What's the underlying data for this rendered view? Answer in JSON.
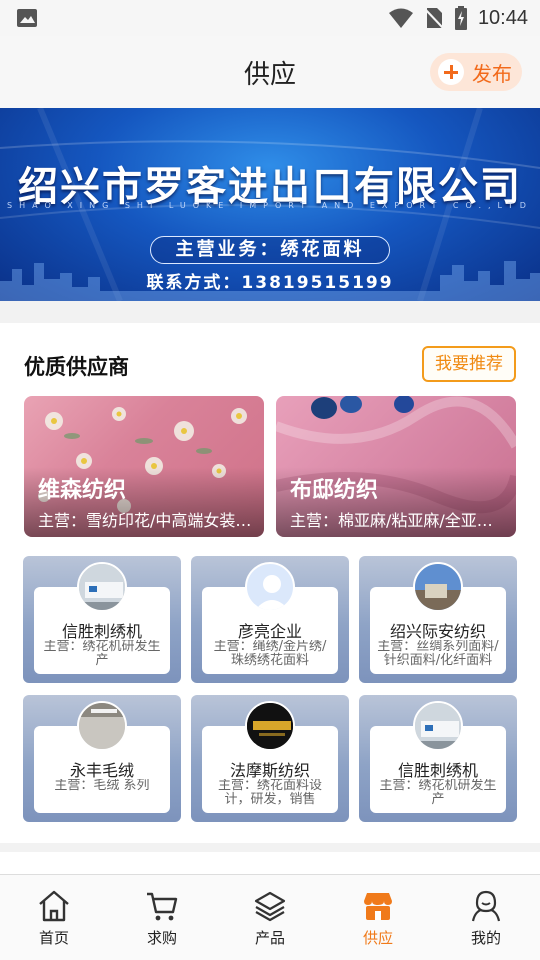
{
  "status_bar": {
    "time": "10:44"
  },
  "header": {
    "title": "供应",
    "publish_label": "发布"
  },
  "banner": {
    "company": "绍兴市罗客进出口有限公司",
    "company_en": "SHAO XING SHI LUOKE IMPORT AND EXPORT CO.,LTD",
    "business": "主营业务：绣花面料",
    "contact": "联系方式：13819515199"
  },
  "section": {
    "title": "优质供应商",
    "recommend_label": "我要推荐"
  },
  "featured": [
    {
      "name": "维森纺织",
      "desc": "主营：雪纺印花/中高端女装面料"
    },
    {
      "name": "布邸纺织",
      "desc": "主营：棉亚麻/粘亚麻/全亚麻面料"
    }
  ],
  "suppliers": [
    {
      "name": "信胜刺绣机",
      "desc": "主营：绣花机研发生产",
      "avatar": "building-photo"
    },
    {
      "name": "彦亮企业",
      "desc": "主营：绳绣/金片绣/珠绣绣花面料",
      "avatar": "default-user"
    },
    {
      "name": "绍兴际安纺织",
      "desc": "主营：丝绸系列面料/针织面料/化纤面料",
      "avatar": "building-photo"
    },
    {
      "name": "永丰毛绒",
      "desc": "主营：毛绒 系列",
      "avatar": "storefront-photo"
    },
    {
      "name": "法摩斯纺织",
      "desc": "主营：绣花面料设计，研发，销售",
      "avatar": "famous-logo"
    },
    {
      "name": "信胜刺绣机",
      "desc": "主营：绣花机研发生产",
      "avatar": "building-photo"
    }
  ],
  "tabs": [
    {
      "label": "首页",
      "icon": "home-icon"
    },
    {
      "label": "求购",
      "icon": "cart-icon"
    },
    {
      "label": "产品",
      "icon": "layers-icon"
    },
    {
      "label": "供应",
      "icon": "shop-icon",
      "active": true
    },
    {
      "label": "我的",
      "icon": "user-icon"
    }
  ],
  "colors": {
    "accent": "#f07a1a",
    "recommend_border": "#f39b1b",
    "banner_blue": "#1557c0"
  }
}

────────────────

Written problem
Copy out every line of the material above exactly, skipping the pictures.

Written solution
What's the underlying data for this rendered view? Answer in JSON.
{
  "status_bar": {
    "time": "10:44"
  },
  "header": {
    "title": "供应",
    "publish_label": "发布"
  },
  "banner": {
    "company": "绍兴市罗客进出口有限公司",
    "company_en": "SHAO XING SHI LUOKE IMPORT AND EXPORT CO.,LTD",
    "business": "主营业务：绣花面料",
    "contact": "联系方式：13819515199"
  },
  "section": {
    "title": "优质供应商",
    "recommend_label": "我要推荐"
  },
  "featured": [
    {
      "name": "维森纺织",
      "desc": "主营：雪纺印花/中高端女装面料"
    },
    {
      "name": "布邸纺织",
      "desc": "主营：棉亚麻/粘亚麻/全亚麻面料"
    }
  ],
  "suppliers": [
    {
      "name": "信胜刺绣机",
      "desc": "主营：绣花机研发生产",
      "avatar": "building-photo"
    },
    {
      "name": "彦亮企业",
      "desc": "主营：绳绣/金片绣/珠绣绣花面料",
      "avatar": "default-user"
    },
    {
      "name": "绍兴际安纺织",
      "desc": "主营：丝绸系列面料/针织面料/化纤面料",
      "avatar": "building-photo"
    },
    {
      "name": "永丰毛绒",
      "desc": "主营：毛绒 系列",
      "avatar": "storefront-photo"
    },
    {
      "name": "法摩斯纺织",
      "desc": "主营：绣花面料设计，研发，销售",
      "avatar": "famous-logo"
    },
    {
      "name": "信胜刺绣机",
      "desc": "主营：绣花机研发生产",
      "avatar": "building-photo"
    }
  ],
  "tabs": [
    {
      "label": "首页",
      "icon": "home-icon"
    },
    {
      "label": "求购",
      "icon": "cart-icon"
    },
    {
      "label": "产品",
      "icon": "layers-icon"
    },
    {
      "label": "供应",
      "icon": "shop-icon",
      "active": true
    },
    {
      "label": "我的",
      "icon": "user-icon"
    }
  ],
  "colors": {
    "accent": "#f07a1a",
    "recommend_border": "#f39b1b",
    "banner_blue": "#1557c0"
  }
}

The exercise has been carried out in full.